◆ Exercise objective ◆
Your task is to copy every line of the records below that contains "JSON".

◆ Supplied material ◆
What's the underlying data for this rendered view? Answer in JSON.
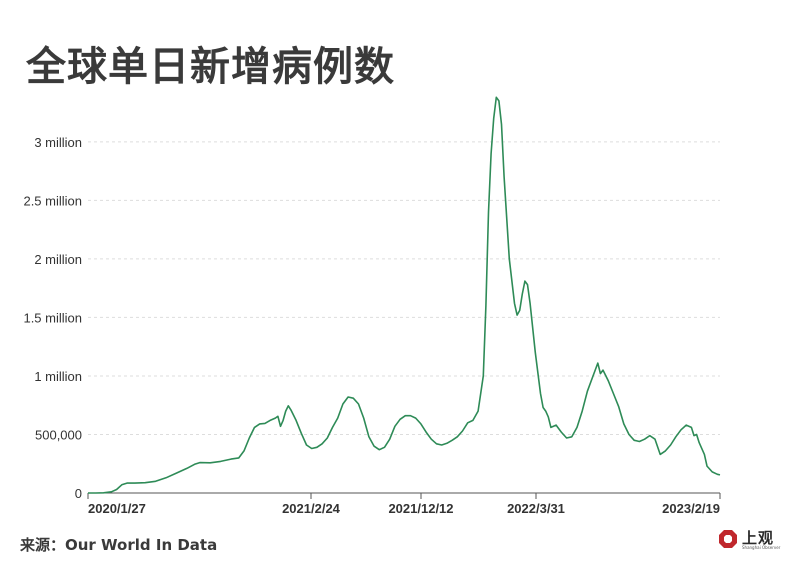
{
  "title": "全球单日新增病例数",
  "source": "来源：Our World In Data",
  "logo": {
    "text": "上观",
    "subtext": "Shanghai Observer"
  },
  "colors": {
    "line": "#2e8b57",
    "grid": "#dddddd",
    "axis": "#555555",
    "text": "#333333",
    "logo": "#c0282d"
  },
  "chart_data": {
    "type": "line",
    "title": "全球单日新增病例数",
    "xlabel": "",
    "ylabel": "",
    "ylim": [
      0,
      3400000
    ],
    "x_ticks": [
      "2020/1/27",
      "2021/2/24",
      "2021/12/12",
      "2022/3/31",
      "2023/2/19"
    ],
    "y_ticks": [
      {
        "value": 0,
        "label": "0"
      },
      {
        "value": 500000,
        "label": "500,000"
      },
      {
        "value": 1000000,
        "label": "1 million"
      },
      {
        "value": 1500000,
        "label": "1.5 million"
      },
      {
        "value": 2000000,
        "label": "2 million"
      },
      {
        "value": 2500000,
        "label": "2.5 million"
      },
      {
        "value": 3000000,
        "label": "3 million"
      }
    ],
    "grid": true,
    "legend": "none",
    "series": [
      {
        "values": [
          [
            0,
            0
          ],
          [
            3,
            0
          ],
          [
            6,
            2000
          ],
          [
            9,
            10000
          ],
          [
            11,
            30000
          ],
          [
            13,
            70000
          ],
          [
            15,
            85000
          ],
          [
            18,
            85000
          ],
          [
            22,
            88000
          ],
          [
            26,
            100000
          ],
          [
            30,
            130000
          ],
          [
            34,
            170000
          ],
          [
            38,
            210000
          ],
          [
            41,
            245000
          ],
          [
            43,
            260000
          ],
          [
            47,
            258000
          ],
          [
            51,
            270000
          ],
          [
            55,
            290000
          ],
          [
            58,
            300000
          ],
          [
            60,
            360000
          ],
          [
            62,
            470000
          ],
          [
            64,
            560000
          ],
          [
            66,
            590000
          ],
          [
            68,
            595000
          ],
          [
            70,
            620000
          ],
          [
            72,
            640000
          ],
          [
            73,
            655000
          ],
          [
            74,
            570000
          ],
          [
            75,
            620000
          ],
          [
            76,
            700000
          ],
          [
            77,
            745000
          ],
          [
            78,
            710000
          ],
          [
            80,
            620000
          ],
          [
            82,
            510000
          ],
          [
            84,
            410000
          ],
          [
            86,
            380000
          ],
          [
            88,
            390000
          ],
          [
            90,
            420000
          ],
          [
            92,
            470000
          ],
          [
            94,
            560000
          ],
          [
            96,
            640000
          ],
          [
            98,
            760000
          ],
          [
            100,
            820000
          ],
          [
            102,
            810000
          ],
          [
            104,
            760000
          ],
          [
            106,
            640000
          ],
          [
            108,
            480000
          ],
          [
            110,
            400000
          ],
          [
            112,
            370000
          ],
          [
            114,
            390000
          ],
          [
            116,
            460000
          ],
          [
            118,
            570000
          ],
          [
            120,
            630000
          ],
          [
            122,
            660000
          ],
          [
            124,
            660000
          ],
          [
            126,
            640000
          ],
          [
            128,
            590000
          ],
          [
            130,
            520000
          ],
          [
            132,
            460000
          ],
          [
            134,
            420000
          ],
          [
            136,
            410000
          ],
          [
            138,
            425000
          ],
          [
            140,
            450000
          ],
          [
            142,
            480000
          ],
          [
            144,
            530000
          ],
          [
            146,
            600000
          ],
          [
            148,
            620000
          ],
          [
            150,
            700000
          ],
          [
            152,
            1000000
          ],
          [
            153,
            1600000
          ],
          [
            154,
            2400000
          ],
          [
            155,
            2900000
          ],
          [
            156,
            3200000
          ],
          [
            157,
            3380000
          ],
          [
            158,
            3350000
          ],
          [
            159,
            3150000
          ],
          [
            160,
            2700000
          ],
          [
            162,
            2000000
          ],
          [
            164,
            1620000
          ],
          [
            165,
            1520000
          ],
          [
            166,
            1560000
          ],
          [
            167,
            1700000
          ],
          [
            168,
            1810000
          ],
          [
            169,
            1780000
          ],
          [
            170,
            1620000
          ],
          [
            172,
            1200000
          ],
          [
            174,
            850000
          ],
          [
            175,
            730000
          ],
          [
            176,
            700000
          ],
          [
            177,
            650000
          ],
          [
            178,
            560000
          ],
          [
            180,
            580000
          ],
          [
            182,
            520000
          ],
          [
            184,
            470000
          ],
          [
            186,
            480000
          ],
          [
            188,
            560000
          ],
          [
            190,
            700000
          ],
          [
            192,
            870000
          ],
          [
            194,
            990000
          ],
          [
            195,
            1050000
          ],
          [
            196,
            1110000
          ],
          [
            197,
            1020000
          ],
          [
            198,
            1050000
          ],
          [
            200,
            960000
          ],
          [
            202,
            850000
          ],
          [
            204,
            740000
          ],
          [
            206,
            590000
          ],
          [
            208,
            500000
          ],
          [
            210,
            450000
          ],
          [
            212,
            440000
          ],
          [
            214,
            460000
          ],
          [
            216,
            490000
          ],
          [
            218,
            460000
          ],
          [
            220,
            330000
          ],
          [
            222,
            360000
          ],
          [
            224,
            410000
          ],
          [
            226,
            480000
          ],
          [
            228,
            540000
          ],
          [
            230,
            580000
          ],
          [
            232,
            560000
          ],
          [
            233,
            490000
          ],
          [
            234,
            500000
          ],
          [
            235,
            430000
          ],
          [
            237,
            330000
          ],
          [
            238,
            230000
          ],
          [
            240,
            180000
          ],
          [
            242,
            160000
          ],
          [
            243,
            155000
          ]
        ]
      }
    ]
  }
}
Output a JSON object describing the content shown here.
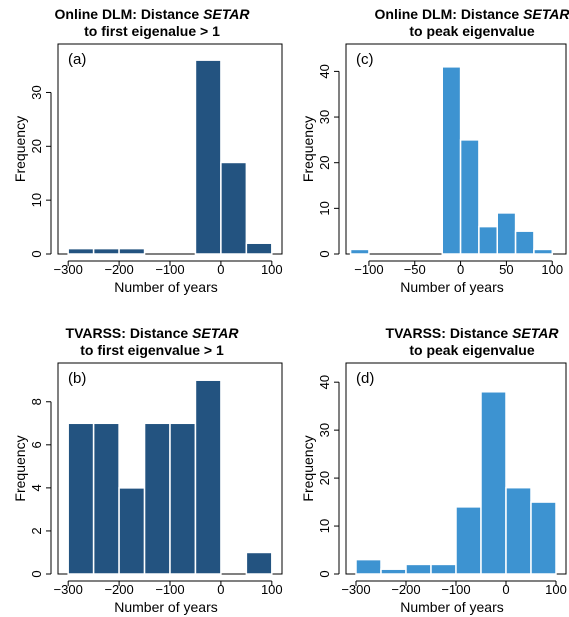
{
  "colors": {
    "dark": "#235380",
    "light": "#3d93d1"
  },
  "chart_data": [
    {
      "type": "bar",
      "panel": "(a)",
      "title_line1": "Online DLM: Distance ",
      "title_em": "SETAR",
      "title_line2": "to first eigenalue > 1",
      "xlabel": "Number of years",
      "ylabel": "Frequency",
      "color": "dark",
      "xlim": [
        -320,
        120
      ],
      "ylim": [
        0,
        39
      ],
      "xticks": [
        -300,
        -200,
        -100,
        0,
        100
      ],
      "yticks": [
        0,
        10,
        20,
        30
      ],
      "bins": [
        {
          "x0": -300,
          "x1": -250,
          "value": 1
        },
        {
          "x0": -250,
          "x1": -200,
          "value": 1
        },
        {
          "x0": -200,
          "x1": -150,
          "value": 1
        },
        {
          "x0": -50,
          "x1": 0,
          "value": 36
        },
        {
          "x0": 0,
          "x1": 50,
          "value": 17
        },
        {
          "x0": 50,
          "x1": 100,
          "value": 2
        }
      ]
    },
    {
      "type": "bar",
      "panel": "(c)",
      "title_line1": "Online DLM: Distance ",
      "title_em": "SETAR",
      "title_line2": "to peak eigenvalue",
      "xlabel": "Number of years",
      "ylabel": "Frequency",
      "color": "light",
      "xlim": [
        -125,
        115
      ],
      "ylim": [
        0,
        46
      ],
      "xticks": [
        -100,
        -50,
        0,
        50,
        100
      ],
      "yticks": [
        0,
        10,
        20,
        30,
        40
      ],
      "bins": [
        {
          "x0": -120,
          "x1": -100,
          "value": 1
        },
        {
          "x0": -20,
          "x1": 0,
          "value": 41
        },
        {
          "x0": 0,
          "x1": 20,
          "value": 25
        },
        {
          "x0": 20,
          "x1": 40,
          "value": 6
        },
        {
          "x0": 40,
          "x1": 60,
          "value": 9
        },
        {
          "x0": 60,
          "x1": 80,
          "value": 5
        },
        {
          "x0": 80,
          "x1": 100,
          "value": 1
        }
      ]
    },
    {
      "type": "bar",
      "panel": "(b)",
      "title_line1": "TVARSS: Distance ",
      "title_em": "SETAR",
      "title_line2": "to first eigenvalue > 1",
      "xlabel": "Number of years",
      "ylabel": "Frequency",
      "color": "dark",
      "xlim": [
        -320,
        120
      ],
      "ylim": [
        0,
        9.8
      ],
      "xticks": [
        -300,
        -200,
        -100,
        0,
        100
      ],
      "yticks": [
        0,
        2,
        4,
        6,
        8
      ],
      "bins": [
        {
          "x0": -300,
          "x1": -250,
          "value": 7
        },
        {
          "x0": -250,
          "x1": -200,
          "value": 7
        },
        {
          "x0": -200,
          "x1": -150,
          "value": 4
        },
        {
          "x0": -150,
          "x1": -100,
          "value": 7
        },
        {
          "x0": -100,
          "x1": -50,
          "value": 7
        },
        {
          "x0": -50,
          "x1": 0,
          "value": 9
        },
        {
          "x0": 50,
          "x1": 100,
          "value": 1
        }
      ]
    },
    {
      "type": "bar",
      "panel": "(d)",
      "title_line1": "TVARSS: Distance ",
      "title_em": "SETAR",
      "title_line2": "to peak eigenvalue",
      "xlabel": "Number of years",
      "ylabel": "Frequency",
      "color": "light",
      "xlim": [
        -320,
        120
      ],
      "ylim": [
        0,
        44
      ],
      "xticks": [
        -300,
        -200,
        -100,
        0,
        100
      ],
      "yticks": [
        0,
        10,
        20,
        30,
        40
      ],
      "bins": [
        {
          "x0": -300,
          "x1": -250,
          "value": 3
        },
        {
          "x0": -250,
          "x1": -200,
          "value": 1
        },
        {
          "x0": -200,
          "x1": -150,
          "value": 2
        },
        {
          "x0": -150,
          "x1": -100,
          "value": 2
        },
        {
          "x0": -100,
          "x1": -50,
          "value": 14
        },
        {
          "x0": -50,
          "x1": 0,
          "value": 38
        },
        {
          "x0": 0,
          "x1": 50,
          "value": 18
        },
        {
          "x0": 50,
          "x1": 100,
          "value": 15
        }
      ]
    }
  ]
}
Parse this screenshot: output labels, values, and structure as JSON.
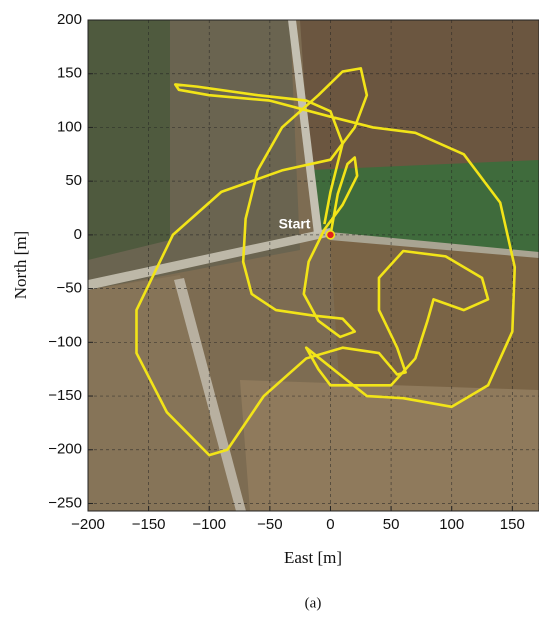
{
  "chart_data": {
    "type": "line",
    "x_label": "East [m]",
    "y_label": "North [m]",
    "caption": "(a)",
    "x": [
      0,
      6,
      14,
      20,
      22,
      10,
      -5,
      -18,
      -22,
      -10,
      8,
      20,
      10,
      -15,
      -45,
      -65,
      -72,
      -70,
      -60,
      -40,
      -10,
      10,
      25,
      30,
      20,
      0,
      -40,
      -90,
      -130,
      -160,
      -160,
      -135,
      -100,
      -85,
      -55,
      -20,
      10,
      40,
      55,
      62,
      55,
      40,
      40,
      60,
      95,
      125,
      130,
      110,
      85,
      80,
      70,
      50,
      30,
      0,
      -10,
      -20,
      30,
      60,
      100,
      130,
      150,
      152,
      140,
      110,
      70,
      35,
      0,
      -50,
      -100,
      -125,
      -128,
      -110,
      -60,
      -20,
      0,
      10,
      0,
      -5
    ],
    "series": [
      {
        "color": "#f2e418",
        "values": [
          0,
          38,
          66,
          72,
          55,
          28,
          5,
          -25,
          -55,
          -80,
          -95,
          -90,
          -78,
          -75,
          -70,
          -55,
          -25,
          15,
          60,
          100,
          130,
          152,
          155,
          130,
          100,
          70,
          60,
          40,
          0,
          -70,
          -110,
          -165,
          -205,
          -200,
          -150,
          -115,
          -105,
          -110,
          -130,
          -128,
          -105,
          -70,
          -40,
          -15,
          -20,
          -40,
          -60,
          -70,
          -60,
          -80,
          -115,
          -140,
          -140,
          -140,
          -125,
          -105,
          -150,
          -152,
          -160,
          -140,
          -90,
          -30,
          30,
          75,
          95,
          100,
          110,
          125,
          130,
          135,
          140,
          138,
          130,
          125,
          115,
          85,
          40,
          10
        ]
      }
    ],
    "annotations": [
      {
        "text": "Start",
        "x": 0,
        "y": 0
      }
    ],
    "xlim": [
      -200,
      172
    ],
    "ylim": [
      -257,
      200
    ],
    "xticks": [
      {
        "value": -200,
        "label": "−200"
      },
      {
        "value": -150,
        "label": "−150"
      },
      {
        "value": -100,
        "label": "−100"
      },
      {
        "value": -50,
        "label": "−50"
      },
      0,
      50,
      100,
      150
    ],
    "yticks": [
      {
        "value": -250,
        "label": "−250"
      },
      {
        "value": -200,
        "label": "−200"
      },
      {
        "value": -150,
        "label": "−150"
      },
      {
        "value": -100,
        "label": "−100"
      },
      {
        "value": -50,
        "label": "−50"
      },
      0,
      50,
      100,
      150,
      200
    ],
    "grid": true
  }
}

◆ Exercise solution ◆
What's the underlying data for this rendered view? Answer in JSON.
Output a JSON object describing the content shown here.
Parse this screenshot: output labels, values, and structure as JSON.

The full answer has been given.